======== Records shown

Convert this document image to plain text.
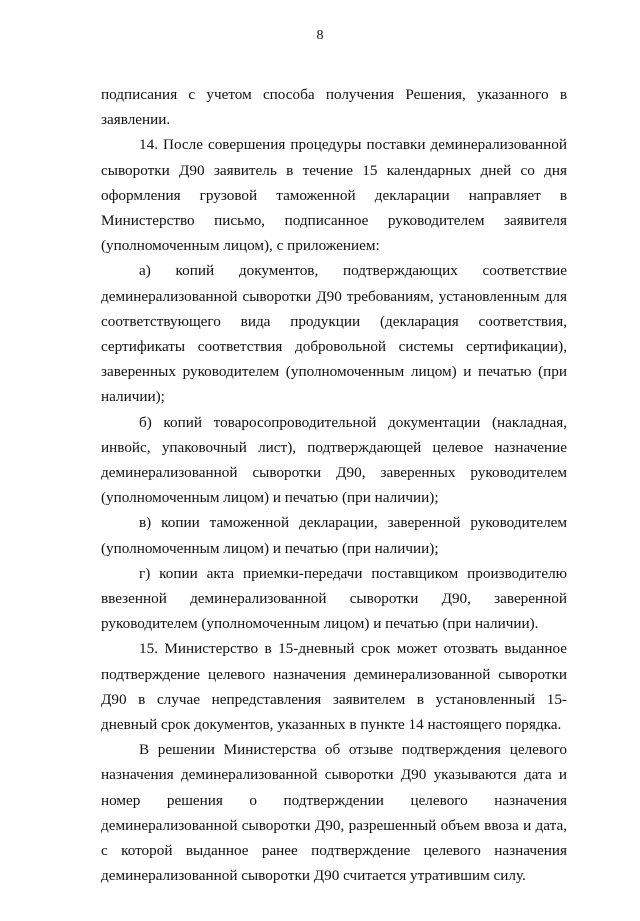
8

подписания с учетом способа получения Решения, указанного в заявлении.

14. После совершения процедуры поставки деминерализованной сыворотки Д90 заявитель в течение 15 календарных дней со дня оформления грузовой таможенной декларации направляет в Министерство письмо, подписанное руководителем заявителя (уполномоченным лицом), с приложением:

а) копий документов, подтверждающих соответствие деминерализованной сыворотки Д90 требованиям, установленным для соответствующего вида продукции (декларация соответствия, сертификаты соответствия добровольной системы сертификации), заверенных руководителем (уполномоченным лицом) и печатью (при наличии);

б) копий товаросопроводительной документации (накладная, инвойс, упаковочный лист), подтверждающей целевое назначение деминерализованной сыворотки Д90, заверенных руководителем (уполномоченным лицом) и печатью (при наличии);

в) копии таможенной декларации, заверенной руководителем (уполномоченным лицом) и печатью (при наличии);

г) копии акта приемки-передачи поставщиком производителю ввезенной деминерализованной сыворотки Д90, заверенной руководителем (уполномоченным лицом) и печатью (при наличии).

15. Министерство в 15-дневный срок может отозвать выданное подтверждение целевого назначения деминерализованной сыворотки Д90 в случае непредставления заявителем в установленный 15-дневный срок документов, указанных в пункте 14 настоящего порядка.

В решении Министерства об отзыве подтверждения целевого назначения деминерализованной сыворотки Д90 указываются дата и номер решения о подтверждении целевого назначения деминерализованной сыворотки Д90, разрешенный объем ввоза и дата, с которой выданное ранее подтверждение целевого назначения деминерализованной сыворотки Д90 считается утратившим силу.
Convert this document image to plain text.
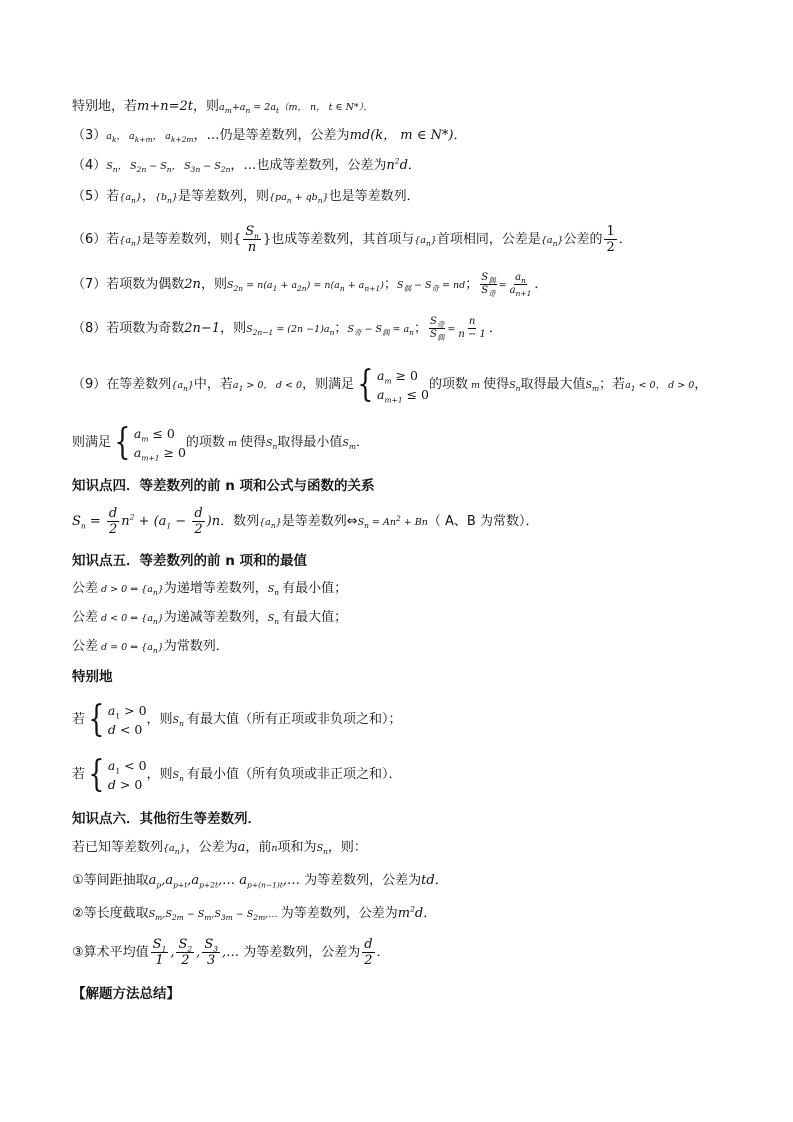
特别地，若m+n=2t，则$a_m+a_n = 2a_t(m$， n， t ∈ N*）．
$(3)a_k$， $a_{k+m}$， $a_{k+2m}$，…仍是等差数列，公差为md(k， m ∈ N*)．
$(4)S_n$， $S_{2n} - S_n$， $S_{3n} - S_{2n}$，…也成等差数列，公差为$n^2d$．
（5）若$\{a_n\}$，$\{b_n\}$是等差数列，则$\{pa_n + qb_n\}$也是等差数列．
（6）若$\{a_n\}$是等差数列，则{ $\frac{S_n}{n}$ }也成等差数列，其首项与$\{a_n\}$首项相同，公差是$\{a_n\}$公差的 $\frac{1}{2}$ ．
（7）若项数为偶数2n，则$S_{2n} = n(a_1 + a_{2n}) = n(a_n + a_{n+1})$；$S_偶 - S_奇$ = nd； $S_偶$
$S_奇$
= $\frac{a_n}{a_{n+1}}$ ．
（8）若项数为奇数2n−1，则$S_{2n-1} = (2n -1)a_n$；$S_奇 - S_偶 = a_n$； $S_奇$
$S_偶$
= $\frac{n}{n - 1}$ ．
（9）在等差数列$\{a_n\}$中，若$a_1 > 0$， d < 0，则满足 { $a_m \ge 0$
$a_{m+1} \le 0$
的项数 m 使得$S_n$取得最大值$S_m$；若$a_1 < 0$， d > 0，
则满足 { $a_m \le 0$
$a_{m+1} \ge 0$
的项数 m 使得$S_n$取得最小值$S_m$．
知识点四．等差数列的前 n 项和公式与函数的关系
$S_n = \frac{d}{2} n^2 + (a_1 - \frac{d}{2} )n$．数列$\{a_n\}$是等差数列$\Leftrightarrow S_n = An^2 + Bn$（ A、B 为常数）．
知识点五．等差数列的前 n 项和的最值
公差 d > 0 ⇔ $\{a_n\}$为递增等差数列，$S_n$ 有最小值；
公差 d < 0 ⇔ $\{a_n\}$为递减等差数列，$S_n$ 有最大值；
公差 d = 0 ⇔ $\{a_n\}$为常数列．
特别地
若 { $a_1 > 0$
d < 0
，则$S_n$ 有最大值（所有正项或非负项之和）；
若 { $a_1 < 0$
d > 0
，则$S_n$ 有最小值（所有负项或非正项之和）．
知识点六．其他衍生等差数列．
若已知等差数列$\{a_n\}$，公差为a，前n项和为$S_n$，则：
①等间距抽取$a_p,a_{p+t},a_{p+2t},\dots$ $a_{p+(n-1)t},\dots$ 为等差数列，公差为td．
②等长度截取$S_m,S_{2m} - S_m,S_{3m}$ − $S_{2m},\dots$ 为等差数列，公差为$m^2d$．
③算术平均值 $\frac{S_1}{1}$ , $\frac{S_2}{2}$ , $\frac{S_3}{3}$ ,… 为等差数列，公差为 $\frac{d}{2}$ ．
【解题方法总结】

================

### Task brief
Quote the material exactly. Pictures stay out.

### Final result
Convert this document image to plain text.
8

подписания с учетом способа получения Решения, указанного в заявлении.

14. После совершения процедуры поставки деминерализованной сыворотки Д90 заявитель в течение 15 календарных дней со дня оформления грузовой таможенной декларации направляет в Министерство письмо, подписанное руководителем заявителя (уполномоченным лицом), с приложением:

а) копий документов, подтверждающих соответствие деминерализованной сыворотки Д90 требованиям, установленным для соответствующего вида продукции (декларация соответствия, сертификаты соответствия добровольной системы сертификации), заверенных руководителем (уполномоченным лицом) и печатью (при наличии);

б) копий товаросопроводительной документации (накладная, инвойс, упаковочный лист), подтверждающей целевое назначение деминерализованной сыворотки Д90, заверенных руководителем (уполномоченным лицом) и печатью (при наличии);

в) копии таможенной декларации, заверенной руководителем (уполномоченным лицом) и печатью (при наличии);

г) копии акта приемки-передачи поставщиком производителю ввезенной деминерализованной сыворотки Д90, заверенной руководителем (уполномоченным лицом) и печатью (при наличии).

15. Министерство в 15-дневный срок может отозвать выданное подтверждение целевого назначения деминерализованной сыворотки Д90 в случае непредставления заявителем в установленный 15-дневный срок документов, указанных в пункте 14 настоящего порядка.

В решении Министерства об отзыве подтверждения целевого назначения деминерализованной сыворотки Д90 указываются дата и номер решения о подтверждении целевого назначения деминерализованной сыворотки Д90, разрешенный объем ввоза и дата, с которой выданное ранее подтверждение целевого назначения деминерализованной сыворотки Д90 считается утратившим силу.
Convert this document image to plain text.
特别地，若m+n=2t，则$a_m+a_n = 2a_t(m$， n， t ∈ N*）．
$(3)a_k$， $a_{k+m}$， $a_{k+2m}$，…仍是等差数列，公差为md(k， m ∈ N*)．
$(4)S_n$， $S_{2n} - S_n$， $S_{3n} - S_{2n}$，…也成等差数列，公差为$n^2d$．
（5）若$\{a_n\}$，$\{b_n\}$是等差数列，则$\{pa_n + qb_n\}$也是等差数列．
（6）若$\{a_n\}$是等差数列，则{ $\frac{S_n}{n}$ }也成等差数列，其首项与$\{a_n\}$首项相同，公差是$\{a_n\}$公差的 $\frac{1}{2}$ ．
（7）若项数为偶数2n，则$S_{2n} = n(a_1 + a_{2n}) = n(a_n + a_{n+1})$；$S_偶 - S_奇$ = nd； $S_偶$
$S_奇$
= $\frac{a_n}{a_{n+1}}$ ．
（8）若项数为奇数2n−1，则$S_{2n-1} = (2n -1)a_n$；$S_奇 - S_偶 = a_n$； $S_奇$
$S_偶$
= $\frac{n}{n - 1}$ ．
（9）在等差数列$\{a_n\}$中，若$a_1 > 0$， d < 0，则满足 { $a_m \ge 0$
$a_{m+1} \le 0$
的项数 m 使得$S_n$取得最大值$S_m$；若$a_1 < 0$， d > 0，
则满足 { $a_m \le 0$
$a_{m+1} \ge 0$
的项数 m 使得$S_n$取得最小值$S_m$．
知识点四．等差数列的前 n 项和公式与函数的关系
$S_n = \frac{d}{2} n^2 + (a_1 - \frac{d}{2} )n$．数列$\{a_n\}$是等差数列$\Leftrightarrow S_n = An^2 + Bn$（ A、B 为常数）．
知识点五．等差数列的前 n 项和的最值
公差 d > 0 ⇔ $\{a_n\}$为递增等差数列，$S_n$ 有最小值；
公差 d < 0 ⇔ $\{a_n\}$为递减等差数列，$S_n$ 有最大值；
公差 d = 0 ⇔ $\{a_n\}$为常数列．
特别地
若 { $a_1 > 0$
d < 0
，则$S_n$ 有最大值（所有正项或非负项之和）；
若 { $a_1 < 0$
d > 0
，则$S_n$ 有最小值（所有负项或非正项之和）．
知识点六．其他衍生等差数列．
若已知等差数列$\{a_n\}$，公差为a，前n项和为$S_n$，则：
①等间距抽取$a_p,a_{p+t},a_{p+2t},\dots$ $a_{p+(n-1)t},\dots$ 为等差数列，公差为td．
②等长度截取$S_m,S_{2m} - S_m,S_{3m}$ − $S_{2m},\dots$ 为等差数列，公差为$m^2d$．
③算术平均值 $\frac{S_1}{1}$ , $\frac{S_2}{2}$ , $\frac{S_3}{3}$ ,… 为等差数列，公差为 $\frac{d}{2}$ ．
【解题方法总结】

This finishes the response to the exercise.